## YOUR GOAL:
Present every line in which the string "kann" appears.

## Recorded data:
____
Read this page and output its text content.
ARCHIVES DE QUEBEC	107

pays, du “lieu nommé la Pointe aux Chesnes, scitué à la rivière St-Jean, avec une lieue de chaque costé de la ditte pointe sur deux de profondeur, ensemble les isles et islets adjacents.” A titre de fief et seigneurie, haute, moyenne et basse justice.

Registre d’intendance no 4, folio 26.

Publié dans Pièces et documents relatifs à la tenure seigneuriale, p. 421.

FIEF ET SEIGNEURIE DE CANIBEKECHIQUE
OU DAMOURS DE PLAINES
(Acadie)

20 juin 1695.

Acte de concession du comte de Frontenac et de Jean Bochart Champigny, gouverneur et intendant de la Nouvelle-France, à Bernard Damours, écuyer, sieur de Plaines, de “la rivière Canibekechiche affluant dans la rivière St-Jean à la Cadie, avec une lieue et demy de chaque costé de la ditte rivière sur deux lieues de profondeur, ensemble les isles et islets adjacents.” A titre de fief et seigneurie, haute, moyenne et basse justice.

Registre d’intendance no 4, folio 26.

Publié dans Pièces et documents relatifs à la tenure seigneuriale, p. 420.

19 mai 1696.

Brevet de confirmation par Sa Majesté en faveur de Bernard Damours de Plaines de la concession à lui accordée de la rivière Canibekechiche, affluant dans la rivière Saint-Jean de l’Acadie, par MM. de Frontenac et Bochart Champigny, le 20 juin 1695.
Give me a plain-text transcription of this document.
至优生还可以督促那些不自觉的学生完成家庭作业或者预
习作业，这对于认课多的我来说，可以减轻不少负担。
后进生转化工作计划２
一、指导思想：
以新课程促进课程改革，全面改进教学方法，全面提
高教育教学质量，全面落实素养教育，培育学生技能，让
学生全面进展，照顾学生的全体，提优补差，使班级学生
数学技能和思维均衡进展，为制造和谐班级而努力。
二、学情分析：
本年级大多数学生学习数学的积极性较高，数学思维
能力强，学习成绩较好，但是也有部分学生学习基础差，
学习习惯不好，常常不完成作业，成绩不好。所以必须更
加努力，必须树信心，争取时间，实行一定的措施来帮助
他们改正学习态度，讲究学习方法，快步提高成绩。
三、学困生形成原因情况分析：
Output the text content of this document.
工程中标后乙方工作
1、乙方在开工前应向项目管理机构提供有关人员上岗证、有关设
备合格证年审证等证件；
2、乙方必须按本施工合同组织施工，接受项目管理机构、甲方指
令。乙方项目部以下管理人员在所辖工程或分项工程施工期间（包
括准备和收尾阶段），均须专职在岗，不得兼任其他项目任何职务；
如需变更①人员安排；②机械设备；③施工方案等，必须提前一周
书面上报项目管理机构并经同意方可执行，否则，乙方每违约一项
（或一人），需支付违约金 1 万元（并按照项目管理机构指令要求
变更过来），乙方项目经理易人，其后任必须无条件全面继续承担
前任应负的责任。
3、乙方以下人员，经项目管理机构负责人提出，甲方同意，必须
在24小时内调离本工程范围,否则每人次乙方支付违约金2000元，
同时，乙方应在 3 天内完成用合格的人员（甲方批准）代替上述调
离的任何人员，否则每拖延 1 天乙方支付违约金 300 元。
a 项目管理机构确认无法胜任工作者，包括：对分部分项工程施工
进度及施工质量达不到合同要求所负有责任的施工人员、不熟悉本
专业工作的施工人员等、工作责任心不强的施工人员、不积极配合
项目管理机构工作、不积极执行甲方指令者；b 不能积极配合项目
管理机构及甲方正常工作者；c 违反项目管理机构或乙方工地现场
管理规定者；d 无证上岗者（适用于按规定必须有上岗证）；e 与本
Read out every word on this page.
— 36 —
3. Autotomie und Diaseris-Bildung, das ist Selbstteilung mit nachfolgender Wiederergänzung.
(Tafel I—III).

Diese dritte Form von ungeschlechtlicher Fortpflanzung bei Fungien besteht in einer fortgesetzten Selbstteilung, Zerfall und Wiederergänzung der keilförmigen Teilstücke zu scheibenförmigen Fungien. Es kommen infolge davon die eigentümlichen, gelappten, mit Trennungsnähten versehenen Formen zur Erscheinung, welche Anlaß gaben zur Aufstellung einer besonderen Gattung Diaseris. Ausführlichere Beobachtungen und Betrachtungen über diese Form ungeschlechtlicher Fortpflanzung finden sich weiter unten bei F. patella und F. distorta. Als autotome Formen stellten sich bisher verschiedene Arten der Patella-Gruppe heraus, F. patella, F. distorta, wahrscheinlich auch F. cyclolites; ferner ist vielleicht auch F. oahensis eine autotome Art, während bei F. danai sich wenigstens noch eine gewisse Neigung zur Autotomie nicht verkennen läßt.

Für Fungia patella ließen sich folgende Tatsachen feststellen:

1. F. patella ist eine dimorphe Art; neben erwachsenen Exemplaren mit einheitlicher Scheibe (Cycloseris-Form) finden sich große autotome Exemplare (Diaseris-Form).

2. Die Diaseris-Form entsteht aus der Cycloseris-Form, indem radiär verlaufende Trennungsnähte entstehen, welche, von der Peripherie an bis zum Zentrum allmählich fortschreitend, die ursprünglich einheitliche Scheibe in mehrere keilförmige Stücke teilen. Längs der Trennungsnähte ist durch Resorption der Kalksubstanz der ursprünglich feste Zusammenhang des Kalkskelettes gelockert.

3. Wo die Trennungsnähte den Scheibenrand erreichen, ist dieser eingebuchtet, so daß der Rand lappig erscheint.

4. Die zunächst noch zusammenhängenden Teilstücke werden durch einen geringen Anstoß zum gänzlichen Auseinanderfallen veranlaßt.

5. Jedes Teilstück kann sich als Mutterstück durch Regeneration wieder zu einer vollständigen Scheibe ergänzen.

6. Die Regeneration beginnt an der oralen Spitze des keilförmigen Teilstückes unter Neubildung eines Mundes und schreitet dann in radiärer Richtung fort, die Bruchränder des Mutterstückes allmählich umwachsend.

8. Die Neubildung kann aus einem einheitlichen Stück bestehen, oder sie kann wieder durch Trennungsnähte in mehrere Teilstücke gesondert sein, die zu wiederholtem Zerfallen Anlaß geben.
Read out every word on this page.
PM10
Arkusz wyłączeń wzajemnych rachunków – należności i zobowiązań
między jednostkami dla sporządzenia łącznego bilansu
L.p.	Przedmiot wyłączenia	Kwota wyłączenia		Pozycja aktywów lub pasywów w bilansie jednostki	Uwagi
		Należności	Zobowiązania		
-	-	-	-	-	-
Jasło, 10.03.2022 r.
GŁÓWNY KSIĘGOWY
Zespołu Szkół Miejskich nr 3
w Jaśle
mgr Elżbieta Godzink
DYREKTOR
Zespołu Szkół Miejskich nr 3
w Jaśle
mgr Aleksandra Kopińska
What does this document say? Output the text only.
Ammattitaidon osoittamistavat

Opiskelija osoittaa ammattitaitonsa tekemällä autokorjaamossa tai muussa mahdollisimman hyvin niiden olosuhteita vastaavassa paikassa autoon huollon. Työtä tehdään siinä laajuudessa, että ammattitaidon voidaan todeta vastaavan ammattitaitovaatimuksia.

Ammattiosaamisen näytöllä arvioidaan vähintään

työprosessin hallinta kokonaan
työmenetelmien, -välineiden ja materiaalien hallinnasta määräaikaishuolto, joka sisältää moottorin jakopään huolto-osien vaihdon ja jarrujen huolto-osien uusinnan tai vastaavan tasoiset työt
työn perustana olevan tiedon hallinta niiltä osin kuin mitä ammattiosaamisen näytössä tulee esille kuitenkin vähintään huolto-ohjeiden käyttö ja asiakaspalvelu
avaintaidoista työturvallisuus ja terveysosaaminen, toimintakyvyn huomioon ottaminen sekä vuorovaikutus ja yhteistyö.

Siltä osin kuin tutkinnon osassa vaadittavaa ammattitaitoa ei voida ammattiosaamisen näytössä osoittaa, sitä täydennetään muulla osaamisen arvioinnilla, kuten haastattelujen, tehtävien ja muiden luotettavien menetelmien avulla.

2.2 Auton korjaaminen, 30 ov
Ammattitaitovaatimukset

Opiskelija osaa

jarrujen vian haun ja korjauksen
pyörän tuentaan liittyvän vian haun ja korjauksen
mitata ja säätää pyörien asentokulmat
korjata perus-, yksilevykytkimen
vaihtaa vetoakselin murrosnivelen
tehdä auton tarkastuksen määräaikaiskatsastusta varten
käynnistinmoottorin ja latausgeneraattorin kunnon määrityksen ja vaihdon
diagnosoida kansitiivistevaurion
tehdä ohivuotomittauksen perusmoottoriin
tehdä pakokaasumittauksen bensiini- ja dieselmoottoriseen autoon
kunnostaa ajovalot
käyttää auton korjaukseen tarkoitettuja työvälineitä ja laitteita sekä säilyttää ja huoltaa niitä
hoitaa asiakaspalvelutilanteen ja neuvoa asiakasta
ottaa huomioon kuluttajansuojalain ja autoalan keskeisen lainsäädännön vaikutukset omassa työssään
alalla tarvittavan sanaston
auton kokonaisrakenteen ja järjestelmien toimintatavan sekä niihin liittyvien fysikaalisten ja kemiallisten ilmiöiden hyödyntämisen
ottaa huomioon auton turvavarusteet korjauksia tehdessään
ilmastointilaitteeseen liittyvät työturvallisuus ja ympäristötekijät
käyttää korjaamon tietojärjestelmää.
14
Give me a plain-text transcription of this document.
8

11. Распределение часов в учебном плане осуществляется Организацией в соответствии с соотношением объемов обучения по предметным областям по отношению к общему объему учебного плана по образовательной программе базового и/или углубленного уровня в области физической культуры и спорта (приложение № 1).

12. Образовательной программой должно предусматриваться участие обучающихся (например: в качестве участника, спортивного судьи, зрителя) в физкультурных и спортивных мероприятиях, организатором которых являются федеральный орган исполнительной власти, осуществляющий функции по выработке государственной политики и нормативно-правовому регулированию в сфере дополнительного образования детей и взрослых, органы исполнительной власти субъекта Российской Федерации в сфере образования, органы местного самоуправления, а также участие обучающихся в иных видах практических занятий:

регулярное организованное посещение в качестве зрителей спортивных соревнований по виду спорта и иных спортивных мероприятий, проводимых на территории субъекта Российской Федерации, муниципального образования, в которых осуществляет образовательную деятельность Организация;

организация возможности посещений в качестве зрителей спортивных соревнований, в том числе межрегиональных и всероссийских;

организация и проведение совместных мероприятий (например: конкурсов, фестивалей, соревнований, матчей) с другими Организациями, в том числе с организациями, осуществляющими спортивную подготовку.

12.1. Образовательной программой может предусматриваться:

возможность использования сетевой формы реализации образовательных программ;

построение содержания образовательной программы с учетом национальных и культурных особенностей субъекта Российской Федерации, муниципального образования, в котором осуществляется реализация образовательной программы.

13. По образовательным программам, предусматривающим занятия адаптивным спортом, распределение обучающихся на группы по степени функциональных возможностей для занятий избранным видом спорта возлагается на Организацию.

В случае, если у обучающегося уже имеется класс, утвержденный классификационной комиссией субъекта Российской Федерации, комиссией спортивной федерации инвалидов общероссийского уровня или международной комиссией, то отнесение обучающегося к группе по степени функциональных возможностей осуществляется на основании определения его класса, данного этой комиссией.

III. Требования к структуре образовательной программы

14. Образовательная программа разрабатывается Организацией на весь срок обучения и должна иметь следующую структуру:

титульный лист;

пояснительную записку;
____
## ANSWER TO THIS EXERCISE:
5. Jedes Teilstück kann sich als Mutterstück durch Regeneration wieder zu einer vollständigen Scheibe ergänzen.
8. Die Neubildung kann aus einem einheitlichen Stück bestehen, oder sie kann wieder durch Trennungsnähte in mehrere Teilstücke gesondert sein, die zu wiederholtem Zerfallen Anlaß geben.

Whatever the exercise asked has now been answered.